== Short problem ==
Go through the records line by line and work out how many lines hold the word "deforestation". Answer with the number only.

--- Begin Data for processing ---

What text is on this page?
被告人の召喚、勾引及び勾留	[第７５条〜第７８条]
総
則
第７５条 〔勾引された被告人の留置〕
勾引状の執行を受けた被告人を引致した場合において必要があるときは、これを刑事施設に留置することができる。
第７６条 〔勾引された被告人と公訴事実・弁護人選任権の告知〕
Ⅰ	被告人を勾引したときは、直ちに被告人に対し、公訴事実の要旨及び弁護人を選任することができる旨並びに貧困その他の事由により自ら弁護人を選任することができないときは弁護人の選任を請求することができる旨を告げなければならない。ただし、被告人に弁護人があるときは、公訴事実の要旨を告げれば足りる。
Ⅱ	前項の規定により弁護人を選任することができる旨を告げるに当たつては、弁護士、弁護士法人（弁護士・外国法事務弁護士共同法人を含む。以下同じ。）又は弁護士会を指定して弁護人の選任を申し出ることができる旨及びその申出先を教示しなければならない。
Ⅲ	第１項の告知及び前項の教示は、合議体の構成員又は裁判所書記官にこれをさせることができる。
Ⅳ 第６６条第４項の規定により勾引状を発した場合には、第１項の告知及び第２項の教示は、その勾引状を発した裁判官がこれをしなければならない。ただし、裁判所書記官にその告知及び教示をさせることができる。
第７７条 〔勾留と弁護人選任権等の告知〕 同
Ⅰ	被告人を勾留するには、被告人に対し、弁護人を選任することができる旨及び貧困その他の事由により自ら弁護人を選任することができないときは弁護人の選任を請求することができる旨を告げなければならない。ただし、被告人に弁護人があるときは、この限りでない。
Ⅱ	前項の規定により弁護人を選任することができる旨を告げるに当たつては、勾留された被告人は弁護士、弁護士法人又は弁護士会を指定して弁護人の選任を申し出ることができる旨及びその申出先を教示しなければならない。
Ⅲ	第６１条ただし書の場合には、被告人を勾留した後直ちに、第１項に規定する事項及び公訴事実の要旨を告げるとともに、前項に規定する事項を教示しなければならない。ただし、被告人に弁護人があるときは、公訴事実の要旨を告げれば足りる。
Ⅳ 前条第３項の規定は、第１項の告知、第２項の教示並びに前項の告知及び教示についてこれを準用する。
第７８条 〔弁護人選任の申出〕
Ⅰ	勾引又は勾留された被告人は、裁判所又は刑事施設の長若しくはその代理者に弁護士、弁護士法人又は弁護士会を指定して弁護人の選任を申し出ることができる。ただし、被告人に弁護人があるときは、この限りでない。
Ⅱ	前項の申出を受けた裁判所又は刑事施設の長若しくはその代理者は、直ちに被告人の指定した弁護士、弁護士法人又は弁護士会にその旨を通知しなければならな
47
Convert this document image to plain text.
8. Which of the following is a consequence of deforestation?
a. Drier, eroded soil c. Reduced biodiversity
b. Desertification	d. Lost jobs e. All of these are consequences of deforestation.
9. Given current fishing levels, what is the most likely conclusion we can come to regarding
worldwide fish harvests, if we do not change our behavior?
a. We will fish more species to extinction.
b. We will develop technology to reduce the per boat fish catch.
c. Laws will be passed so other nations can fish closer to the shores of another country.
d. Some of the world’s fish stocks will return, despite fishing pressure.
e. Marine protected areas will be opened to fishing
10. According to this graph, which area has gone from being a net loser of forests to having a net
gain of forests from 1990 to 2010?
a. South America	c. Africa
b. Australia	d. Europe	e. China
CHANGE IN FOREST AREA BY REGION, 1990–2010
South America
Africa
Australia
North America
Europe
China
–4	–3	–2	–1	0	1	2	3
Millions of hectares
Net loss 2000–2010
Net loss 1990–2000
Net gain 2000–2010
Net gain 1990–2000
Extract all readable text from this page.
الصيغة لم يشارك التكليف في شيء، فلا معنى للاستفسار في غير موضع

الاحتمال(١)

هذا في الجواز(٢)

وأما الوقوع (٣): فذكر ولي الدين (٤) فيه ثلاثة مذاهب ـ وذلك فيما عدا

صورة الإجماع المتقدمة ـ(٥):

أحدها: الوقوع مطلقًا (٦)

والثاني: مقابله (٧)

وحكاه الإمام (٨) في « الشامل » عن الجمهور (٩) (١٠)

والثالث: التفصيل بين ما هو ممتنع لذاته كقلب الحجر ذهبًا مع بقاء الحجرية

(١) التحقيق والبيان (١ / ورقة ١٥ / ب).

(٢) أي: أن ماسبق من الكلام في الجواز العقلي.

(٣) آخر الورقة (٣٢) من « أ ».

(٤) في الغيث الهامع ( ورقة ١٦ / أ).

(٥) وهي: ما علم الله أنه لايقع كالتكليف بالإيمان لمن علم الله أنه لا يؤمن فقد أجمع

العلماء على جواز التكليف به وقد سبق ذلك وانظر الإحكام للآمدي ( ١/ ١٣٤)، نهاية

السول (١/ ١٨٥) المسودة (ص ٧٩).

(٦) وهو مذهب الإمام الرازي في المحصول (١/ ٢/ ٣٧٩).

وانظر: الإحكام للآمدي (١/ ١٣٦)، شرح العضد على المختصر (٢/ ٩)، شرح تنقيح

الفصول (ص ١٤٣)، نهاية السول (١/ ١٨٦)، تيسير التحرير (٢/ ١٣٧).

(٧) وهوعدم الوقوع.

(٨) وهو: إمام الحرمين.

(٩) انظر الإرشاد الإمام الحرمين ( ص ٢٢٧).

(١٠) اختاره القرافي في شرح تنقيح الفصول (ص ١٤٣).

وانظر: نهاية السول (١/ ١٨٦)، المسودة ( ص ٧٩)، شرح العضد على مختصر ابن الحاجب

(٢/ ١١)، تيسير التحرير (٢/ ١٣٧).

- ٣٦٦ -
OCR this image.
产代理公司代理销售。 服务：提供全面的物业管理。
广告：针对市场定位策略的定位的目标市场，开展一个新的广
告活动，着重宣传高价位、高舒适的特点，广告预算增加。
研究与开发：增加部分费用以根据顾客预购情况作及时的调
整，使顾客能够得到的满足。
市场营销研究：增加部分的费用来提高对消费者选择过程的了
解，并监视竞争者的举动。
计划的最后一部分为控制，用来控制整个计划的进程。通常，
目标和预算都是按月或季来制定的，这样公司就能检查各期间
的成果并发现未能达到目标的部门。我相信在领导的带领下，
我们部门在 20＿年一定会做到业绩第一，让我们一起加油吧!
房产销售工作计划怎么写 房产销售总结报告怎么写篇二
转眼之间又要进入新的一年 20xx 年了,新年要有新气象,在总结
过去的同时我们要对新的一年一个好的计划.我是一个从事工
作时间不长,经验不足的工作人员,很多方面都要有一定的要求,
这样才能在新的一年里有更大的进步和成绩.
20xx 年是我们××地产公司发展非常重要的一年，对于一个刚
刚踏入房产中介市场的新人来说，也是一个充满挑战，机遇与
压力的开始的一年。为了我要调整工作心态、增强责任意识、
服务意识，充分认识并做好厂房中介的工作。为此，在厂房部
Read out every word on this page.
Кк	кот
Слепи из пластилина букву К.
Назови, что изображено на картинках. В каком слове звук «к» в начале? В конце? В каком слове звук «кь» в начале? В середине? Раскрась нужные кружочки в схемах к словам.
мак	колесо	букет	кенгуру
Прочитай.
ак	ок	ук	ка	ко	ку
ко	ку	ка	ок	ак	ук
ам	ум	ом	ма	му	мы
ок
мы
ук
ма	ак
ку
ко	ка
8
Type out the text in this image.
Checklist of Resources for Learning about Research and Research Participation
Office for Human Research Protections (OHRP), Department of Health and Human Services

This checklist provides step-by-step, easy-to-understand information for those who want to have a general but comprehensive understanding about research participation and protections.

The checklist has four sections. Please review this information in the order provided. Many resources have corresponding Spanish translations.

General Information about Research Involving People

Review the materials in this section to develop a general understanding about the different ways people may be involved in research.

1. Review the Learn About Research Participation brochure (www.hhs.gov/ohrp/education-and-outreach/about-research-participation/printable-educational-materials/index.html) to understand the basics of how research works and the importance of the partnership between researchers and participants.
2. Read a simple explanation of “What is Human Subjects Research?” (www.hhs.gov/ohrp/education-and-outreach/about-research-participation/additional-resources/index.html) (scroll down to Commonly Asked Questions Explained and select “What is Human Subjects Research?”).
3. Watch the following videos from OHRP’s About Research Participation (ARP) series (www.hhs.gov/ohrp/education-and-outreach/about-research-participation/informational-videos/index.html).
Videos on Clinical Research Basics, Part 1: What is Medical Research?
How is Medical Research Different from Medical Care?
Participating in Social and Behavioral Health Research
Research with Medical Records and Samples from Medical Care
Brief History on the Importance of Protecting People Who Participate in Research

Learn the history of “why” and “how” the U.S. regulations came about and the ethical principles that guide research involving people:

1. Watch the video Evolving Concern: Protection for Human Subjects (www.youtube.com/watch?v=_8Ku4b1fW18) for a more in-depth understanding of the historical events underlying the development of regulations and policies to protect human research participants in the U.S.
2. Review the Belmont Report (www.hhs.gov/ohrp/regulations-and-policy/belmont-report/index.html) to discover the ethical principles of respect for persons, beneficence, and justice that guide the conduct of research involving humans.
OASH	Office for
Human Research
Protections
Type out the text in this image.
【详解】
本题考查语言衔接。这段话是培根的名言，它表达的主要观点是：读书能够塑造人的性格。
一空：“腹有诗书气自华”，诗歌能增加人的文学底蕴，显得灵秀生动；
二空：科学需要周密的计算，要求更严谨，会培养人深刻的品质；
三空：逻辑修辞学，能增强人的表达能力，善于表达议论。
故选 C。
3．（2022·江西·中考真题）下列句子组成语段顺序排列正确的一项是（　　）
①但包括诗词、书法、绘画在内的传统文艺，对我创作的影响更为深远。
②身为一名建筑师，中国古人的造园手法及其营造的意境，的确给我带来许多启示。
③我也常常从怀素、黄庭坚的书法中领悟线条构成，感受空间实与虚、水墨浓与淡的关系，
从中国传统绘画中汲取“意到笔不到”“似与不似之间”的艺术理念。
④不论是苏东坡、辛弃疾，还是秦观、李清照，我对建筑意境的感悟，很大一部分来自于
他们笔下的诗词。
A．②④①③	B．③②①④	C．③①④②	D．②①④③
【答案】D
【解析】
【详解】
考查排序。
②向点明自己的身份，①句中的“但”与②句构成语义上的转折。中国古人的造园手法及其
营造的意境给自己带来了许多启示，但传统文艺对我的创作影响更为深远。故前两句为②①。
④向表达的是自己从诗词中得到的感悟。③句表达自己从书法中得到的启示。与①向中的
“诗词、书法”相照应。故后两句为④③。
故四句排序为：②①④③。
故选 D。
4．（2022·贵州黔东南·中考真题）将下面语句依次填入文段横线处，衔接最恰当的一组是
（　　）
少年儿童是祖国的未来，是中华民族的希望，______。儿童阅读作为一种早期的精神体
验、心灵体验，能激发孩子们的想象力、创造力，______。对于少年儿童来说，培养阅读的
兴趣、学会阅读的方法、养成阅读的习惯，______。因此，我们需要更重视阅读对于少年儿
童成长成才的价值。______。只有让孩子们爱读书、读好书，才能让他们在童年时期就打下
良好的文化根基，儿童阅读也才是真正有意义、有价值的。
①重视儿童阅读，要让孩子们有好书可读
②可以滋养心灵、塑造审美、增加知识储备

--- End Data for processing ---

== Answer for this exercise ==
2